阿蘇烏帽子岳           〜熊本県阿蘇郡長陽村〜

               一九九五年七月二日(日) 阿蘇烏帽子岳 読書会
            草千里(13:25)→(14:10)烏帽子岳(14:25)→(15:20)草千里

 読書会夏山合宿の下見に出かけた。メンバーは村上一朗さん、モロさん、坂口博さん、カネヤマさん、タナカさん、私の六人である。産山の太平の上に泊まった。南登山口からの久住山登山を計画していたが、天気が悪いので中止になった。

 夏目漱石の『二百十日』にちなんだ文学散歩をすることになり、阿蘇に向かった。『西日本文学碑の旅』(西日本新聞社)に阿蘇坊中キャンプ場の『二百十日』記念碑のことが載っていたので、ここを訪ねてみることにした。ところがなかなか見つからない。通りがかりの人に尋ねてみて、キャンプ場の片隅の草ぼうぼうの空き地にひっそりと立っている記念碑を見つけた。

 『二百十日』は『草枕』とならんで夏目漱石の熊本生活の体験がもとになっている。夏目漱石は実際に阿蘇登山を行っている。『二百十日』の圭さんと碌さんの二人は内牧温泉から出発して阿蘇神社に参拝して昼過ぎから阿蘇山を目指している。今から思えば「早立ち」という登山のセオリーを無視したかなりのんびりした登山である。

 ただ『二百十日』の中味から考えると、ここに記念碑があることには疑問もある。地理的にはここは阿蘇山の麓である。もっと上の方にあるのが自然である。ここは本当に圭さんと碌さんが落ち込んだ谷だろうか疑わしい。『西日本文学碑の旅』の福島次郎氏の文章によれば、熊本県には夏目漱石の文学碑が四箇所ある。熊本大学構内の碑、小天温泉の碑、内牧温泉山王閣の碑とこの『二百十日』の碑である。この四つの中でここがなぜこんなに大切にされていないのか、信憑性に乏しいからではないか。

確認用資料:
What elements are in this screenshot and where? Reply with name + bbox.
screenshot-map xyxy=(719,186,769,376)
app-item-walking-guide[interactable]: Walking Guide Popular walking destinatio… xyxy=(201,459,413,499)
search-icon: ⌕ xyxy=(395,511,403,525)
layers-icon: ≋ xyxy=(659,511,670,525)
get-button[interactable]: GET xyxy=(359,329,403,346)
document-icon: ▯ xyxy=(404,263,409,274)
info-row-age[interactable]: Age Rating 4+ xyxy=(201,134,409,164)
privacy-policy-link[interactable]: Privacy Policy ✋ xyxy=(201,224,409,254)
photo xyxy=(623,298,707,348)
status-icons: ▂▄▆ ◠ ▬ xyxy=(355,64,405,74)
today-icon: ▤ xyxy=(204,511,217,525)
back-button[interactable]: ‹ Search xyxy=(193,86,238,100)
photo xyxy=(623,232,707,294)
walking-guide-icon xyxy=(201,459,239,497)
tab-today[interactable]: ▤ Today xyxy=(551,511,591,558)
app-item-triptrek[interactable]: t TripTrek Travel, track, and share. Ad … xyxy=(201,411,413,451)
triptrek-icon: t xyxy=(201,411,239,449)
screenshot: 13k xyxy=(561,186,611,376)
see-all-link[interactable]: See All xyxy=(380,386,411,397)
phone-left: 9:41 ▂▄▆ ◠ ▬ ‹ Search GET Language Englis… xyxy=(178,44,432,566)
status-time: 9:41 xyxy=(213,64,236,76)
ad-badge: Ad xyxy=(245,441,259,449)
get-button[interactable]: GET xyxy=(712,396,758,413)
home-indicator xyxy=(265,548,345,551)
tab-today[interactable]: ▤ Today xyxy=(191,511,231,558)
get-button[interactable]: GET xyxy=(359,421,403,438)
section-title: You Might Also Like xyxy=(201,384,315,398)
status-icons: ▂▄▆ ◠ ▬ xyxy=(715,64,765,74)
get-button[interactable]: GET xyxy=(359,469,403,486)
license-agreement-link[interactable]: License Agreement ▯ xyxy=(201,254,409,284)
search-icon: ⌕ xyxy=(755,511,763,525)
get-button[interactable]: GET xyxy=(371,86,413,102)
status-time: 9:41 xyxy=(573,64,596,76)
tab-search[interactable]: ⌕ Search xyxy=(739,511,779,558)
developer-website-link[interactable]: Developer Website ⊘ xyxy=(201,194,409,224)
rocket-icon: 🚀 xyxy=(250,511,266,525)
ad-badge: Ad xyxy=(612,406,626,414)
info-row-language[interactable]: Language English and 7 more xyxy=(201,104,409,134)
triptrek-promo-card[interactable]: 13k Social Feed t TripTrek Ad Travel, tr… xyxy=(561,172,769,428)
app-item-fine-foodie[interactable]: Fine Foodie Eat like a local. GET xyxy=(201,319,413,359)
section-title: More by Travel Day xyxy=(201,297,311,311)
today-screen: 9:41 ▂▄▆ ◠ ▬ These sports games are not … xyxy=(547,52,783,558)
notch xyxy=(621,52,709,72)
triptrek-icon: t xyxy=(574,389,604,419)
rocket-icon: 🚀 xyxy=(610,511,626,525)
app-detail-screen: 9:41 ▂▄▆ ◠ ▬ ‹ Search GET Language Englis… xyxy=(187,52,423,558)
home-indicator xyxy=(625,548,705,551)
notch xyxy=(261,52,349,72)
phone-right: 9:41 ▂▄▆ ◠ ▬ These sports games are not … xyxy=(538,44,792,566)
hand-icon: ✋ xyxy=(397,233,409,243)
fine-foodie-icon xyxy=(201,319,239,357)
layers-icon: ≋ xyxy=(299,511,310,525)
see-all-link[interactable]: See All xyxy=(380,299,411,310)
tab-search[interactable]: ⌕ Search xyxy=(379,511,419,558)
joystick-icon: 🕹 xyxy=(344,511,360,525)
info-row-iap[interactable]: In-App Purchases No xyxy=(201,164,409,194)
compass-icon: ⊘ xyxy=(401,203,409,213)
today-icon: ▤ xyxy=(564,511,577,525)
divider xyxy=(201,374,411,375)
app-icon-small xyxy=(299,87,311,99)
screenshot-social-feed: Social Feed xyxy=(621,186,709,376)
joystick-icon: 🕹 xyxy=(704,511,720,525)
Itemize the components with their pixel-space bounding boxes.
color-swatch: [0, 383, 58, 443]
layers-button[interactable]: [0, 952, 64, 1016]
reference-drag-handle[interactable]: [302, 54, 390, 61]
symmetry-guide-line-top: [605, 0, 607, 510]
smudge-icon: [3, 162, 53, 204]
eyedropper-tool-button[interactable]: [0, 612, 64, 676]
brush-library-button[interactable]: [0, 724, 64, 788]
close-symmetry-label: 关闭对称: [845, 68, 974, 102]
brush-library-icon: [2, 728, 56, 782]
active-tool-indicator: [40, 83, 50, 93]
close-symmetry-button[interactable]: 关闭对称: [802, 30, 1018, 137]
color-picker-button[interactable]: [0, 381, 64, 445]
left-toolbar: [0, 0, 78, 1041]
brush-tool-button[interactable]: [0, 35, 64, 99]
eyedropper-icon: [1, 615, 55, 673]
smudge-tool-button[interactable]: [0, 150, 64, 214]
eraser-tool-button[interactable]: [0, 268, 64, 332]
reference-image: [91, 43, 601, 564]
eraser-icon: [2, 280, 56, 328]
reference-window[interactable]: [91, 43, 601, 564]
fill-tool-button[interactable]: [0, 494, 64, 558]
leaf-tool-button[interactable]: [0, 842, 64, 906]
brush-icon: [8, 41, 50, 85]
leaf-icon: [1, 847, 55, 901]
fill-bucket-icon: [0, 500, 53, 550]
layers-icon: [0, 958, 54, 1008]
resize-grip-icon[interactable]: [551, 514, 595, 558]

問題文:
阿蘇烏帽子岳の山行記の本文を、最後の文の次から書き継いでください。 この資料は本文とは別の出典によるものです。

問題の解答:
 草千里のレストハウスで昼食。天気予報の割には雨が降らない。晴れてはいないしガスが深いが、短時間の登山なら出来そうにも思える。草千里からは杵島岳と烏帽子岳に登れる。どちらも四十分か五十分で登頂できる。天気が悪いので階段沿いの杵島岳の方が安全だと私は考えたが、それでは面白くないということで烏帽子岳に登ることになった。足を傷めている金山さんを車に残して五人で出発した。

 最初から強い風に吹き付けられる。視界があまりきかないので不安がある。ただ上りでは草千里のレストハウスが見えているので不安は少ない。稜線伝いに登る。道はしっかりついているので歩きやすい。やがて頂上に着く。ガスが深いので晴れるまで待って写真撮影をしようとした。山頂で休憩しているうちに男女の二人組が登ってきてすぐに降りていった。十五分ほど待っているうちに雨が降り出してきたので下山することになった。

 ガスが深くなってきた。下山時に道を間違って急坂を降りる羽目になったが、そこは絶壁のようなところだった。危険な岩場もあったので、結局いったん降りた急坂を登ることになった。

 草千里の駐車場にたどり着いた時には約束の午後三時を過ぎていた。三時までに帰らなければ捜索願を出してほしいとカネヤマさんに頼んでいたが、カネヤマさんは車の中でお昼寝中だった。

 烏帽子岳と杵島岳は天気がよければいい山だ。大人の足で四〇分から五〇分で登れるから由幾や百合と来るには都合がいい。今後のファミリー登山の舞台にしたい。